▶ _AIM OF THE TASK_:
State the number of lines below in which the word "Index" appears. Nothing else belongs in the answer.

▶ _PROVIDED MATERIAL_:
+--

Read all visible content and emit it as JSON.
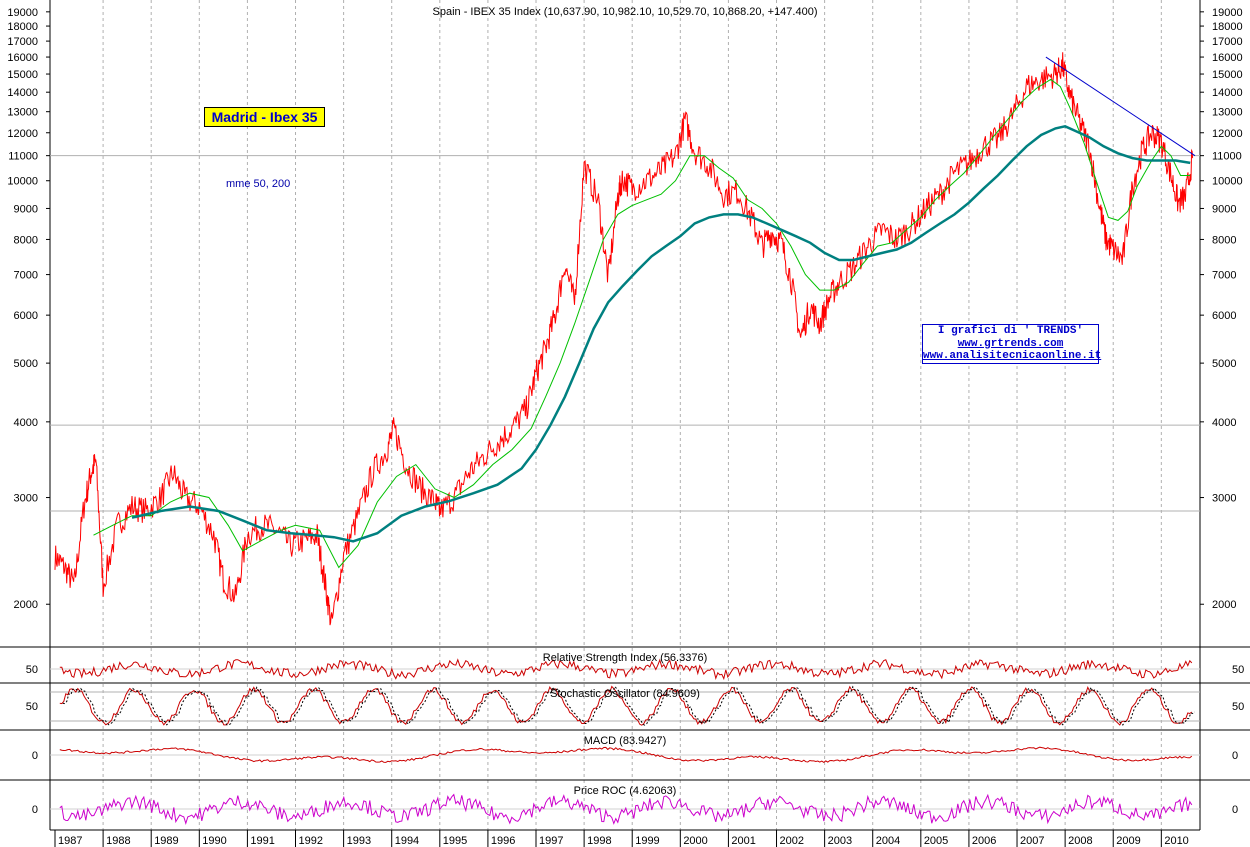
{
  "chart_data": {
    "type": "line",
    "title": "Spain - IBEX 35 Index (10,637.90, 10,982.10, 10,529.70, 10,868.20, +147.400)",
    "scale": "log",
    "y_ticks": [
      2000,
      3000,
      4000,
      5000,
      6000,
      7000,
      8000,
      9000,
      10000,
      11000,
      12000,
      13000,
      14000,
      15000,
      16000,
      17000,
      18000,
      19000
    ],
    "ylim": [
      1700,
      19500
    ],
    "x_ticks": [
      "1987",
      "1988",
      "1989",
      "1990",
      "1991",
      "1992",
      "1993",
      "1994",
      "1995",
      "1996",
      "1997",
      "1998",
      "1999",
      "2000",
      "2001",
      "2002",
      "2003",
      "2004",
      "2005",
      "2006",
      "2007",
      "2008",
      "2009",
      "2010"
    ],
    "xlim": [
      1987.0,
      2010.7
    ],
    "horizontal_lines": [
      11000,
      3950,
      2850
    ],
    "grid": true,
    "series": [
      {
        "name": "",
        "color": "#ff0000",
        "x": [
          1987.0,
          1987.2,
          1987.4,
          1987.6,
          1987.75,
          1987.85,
          1988.0,
          1988.3,
          1988.6,
          1988.9,
          1989.2,
          1989.45,
          1989.7,
          1990.0,
          1990.3,
          1990.5,
          1990.75,
          1991.0,
          1991.3,
          1991.6,
          1991.9,
          1992.2,
          1992.45,
          1992.6,
          1992.75,
          1993.0,
          1993.3,
          1993.6,
          1993.9,
          1994.05,
          1994.3,
          1994.6,
          1994.9,
          1995.0,
          1995.3,
          1995.6,
          1995.9,
          1996.2,
          1996.5,
          1996.8,
          1997.0,
          1997.2,
          1997.4,
          1997.6,
          1997.8,
          1998.0,
          1998.3,
          1998.5,
          1998.7,
          1998.8,
          1999.0,
          1999.3,
          1999.6,
          1999.9,
          2000.1,
          2000.3,
          2000.6,
          2000.9,
          2001.2,
          2001.5,
          2001.7,
          2001.9,
          2002.1,
          2002.3,
          2002.5,
          2002.7,
          2002.9,
          2003.1,
          2003.3,
          2003.6,
          2003.9,
          2004.2,
          2004.5,
          2004.8,
          2005.1,
          2005.4,
          2005.7,
          2006.0,
          2006.3,
          2006.6,
          2006.9,
          2007.2,
          2007.5,
          2007.8,
          2007.95,
          2008.1,
          2008.3,
          2008.5,
          2008.7,
          2008.85,
          2009.0,
          2009.2,
          2009.4,
          2009.6,
          2009.8,
          2010.0,
          2010.2,
          2010.35,
          2010.5,
          2010.65
        ],
        "values": [
          2400,
          2300,
          2150,
          2900,
          3300,
          3450,
          2150,
          2700,
          2900,
          2850,
          3000,
          3300,
          3000,
          2900,
          2600,
          2200,
          2050,
          2600,
          2700,
          2650,
          2500,
          2550,
          2600,
          2200,
          1850,
          2400,
          2800,
          3300,
          3600,
          3900,
          3400,
          3100,
          2950,
          2850,
          3000,
          3300,
          3500,
          3700,
          3900,
          4200,
          4800,
          5300,
          6000,
          7300,
          6300,
          10600,
          9200,
          6900,
          9400,
          10100,
          9700,
          10000,
          10400,
          11000,
          12600,
          11200,
          10600,
          9500,
          9600,
          8600,
          7800,
          8200,
          7900,
          6900,
          5500,
          6200,
          5800,
          6400,
          6800,
          7200,
          7800,
          8300,
          8000,
          8400,
          9000,
          9500,
          10300,
          10700,
          11400,
          11700,
          12800,
          14300,
          14700,
          15000,
          15500,
          13800,
          12500,
          11400,
          9200,
          8000,
          7700,
          7400,
          9800,
          11200,
          12000,
          11600,
          10200,
          9200,
          9400,
          10900
        ]
      },
      {
        "name": "mme 50",
        "color": "#00c000",
        "x": [
          1987.8,
          1988.2,
          1988.6,
          1989.0,
          1989.4,
          1989.8,
          1990.2,
          1990.6,
          1990.9,
          1991.3,
          1991.7,
          1992.0,
          1992.5,
          1992.9,
          1993.3,
          1993.7,
          1994.1,
          1994.5,
          1994.9,
          1995.3,
          1995.7,
          1996.1,
          1996.5,
          1996.9,
          1997.2,
          1997.5,
          1997.8,
          1998.1,
          1998.4,
          1998.7,
          1999.0,
          1999.3,
          1999.6,
          1999.9,
          2000.2,
          2000.5,
          2000.8,
          2001.1,
          2001.4,
          2001.7,
          2002.0,
          2002.3,
          2002.6,
          2002.9,
          2003.2,
          2003.5,
          2003.8,
          2004.1,
          2004.4,
          2004.7,
          2005.0,
          2005.3,
          2005.6,
          2005.9,
          2006.2,
          2006.5,
          2006.8,
          2007.1,
          2007.4,
          2007.7,
          2007.9,
          2008.1,
          2008.4,
          2008.7,
          2008.9,
          2009.1,
          2009.3,
          2009.5,
          2009.8,
          2010.0,
          2010.2,
          2010.4,
          2010.6
        ],
        "values": [
          2600,
          2700,
          2800,
          2800,
          2950,
          3050,
          3000,
          2700,
          2450,
          2550,
          2650,
          2700,
          2650,
          2300,
          2500,
          2950,
          3250,
          3400,
          3100,
          3000,
          3150,
          3400,
          3600,
          3900,
          4400,
          5000,
          5800,
          6800,
          8000,
          8800,
          9100,
          9300,
          9500,
          10000,
          11000,
          11000,
          10500,
          10100,
          9300,
          9000,
          8500,
          7800,
          7000,
          6600,
          6600,
          6800,
          7300,
          7800,
          7900,
          8300,
          8700,
          9300,
          9800,
          10300,
          11000,
          11800,
          12600,
          13500,
          14200,
          14700,
          14300,
          13200,
          11500,
          9700,
          8700,
          8600,
          8900,
          9800,
          10800,
          11400,
          11000,
          10200,
          10200
        ]
      },
      {
        "name": "mme 200",
        "color": "#008080",
        "x": [
          1988.6,
          1989.2,
          1989.8,
          1990.4,
          1990.9,
          1991.4,
          1991.9,
          1992.4,
          1992.8,
          1993.2,
          1993.7,
          1994.2,
          1994.7,
          1995.2,
          1995.7,
          1996.2,
          1996.7,
          1997.0,
          1997.3,
          1997.6,
          1997.9,
          1998.2,
          1998.5,
          1998.8,
          1999.1,
          1999.4,
          1999.7,
          2000.0,
          2000.3,
          2000.6,
          2000.9,
          2001.2,
          2001.5,
          2001.8,
          2002.1,
          2002.4,
          2002.7,
          2003.0,
          2003.3,
          2003.6,
          2003.9,
          2004.2,
          2004.5,
          2004.8,
          2005.1,
          2005.4,
          2005.7,
          2006.0,
          2006.3,
          2006.6,
          2006.9,
          2007.2,
          2007.5,
          2007.8,
          2008.0,
          2008.2,
          2008.5,
          2008.8,
          2009.1,
          2009.4,
          2009.7,
          2010.0,
          2010.3,
          2010.6
        ],
        "values": [
          2780,
          2850,
          2900,
          2850,
          2750,
          2650,
          2620,
          2600,
          2580,
          2540,
          2620,
          2800,
          2900,
          2960,
          3050,
          3150,
          3350,
          3600,
          3950,
          4400,
          5000,
          5700,
          6300,
          6700,
          7100,
          7500,
          7800,
          8100,
          8500,
          8700,
          8800,
          8800,
          8700,
          8500,
          8300,
          8100,
          7900,
          7600,
          7400,
          7400,
          7500,
          7600,
          7700,
          7900,
          8200,
          8500,
          8800,
          9200,
          9700,
          10200,
          10800,
          11400,
          11900,
          12200,
          12300,
          12100,
          11800,
          11400,
          11100,
          10900,
          10800,
          10800,
          10800,
          10700
        ]
      }
    ],
    "trendline": {
      "x": [
        2007.6,
        2010.7
      ],
      "values": [
        16000,
        11000
      ],
      "color": "#0000cc"
    },
    "indicators": [
      {
        "title": "Relative Strength Index (56.3376)",
        "ytick": "50",
        "color": "#cc0000"
      },
      {
        "title": "Stochastic Oscillator (84.9609)",
        "ytick": "50",
        "color": "#cc0000"
      },
      {
        "title": "MACD (83.9427)",
        "ytick": "0",
        "color": "#cc0000"
      },
      {
        "title": "Price ROC (4.62063)",
        "ytick": "0",
        "color": "#cc00cc"
      }
    ]
  },
  "annotations": {
    "badge": "Madrid - Ibex 35",
    "mme_label": "mme 50, 200",
    "credit": [
      "I grafici di ' TRENDS'",
      "www.grtrends.com",
      "www.analisitecnicaonline.it"
    ]
  }
}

+--

▶ _TASK OUTPUT_:
2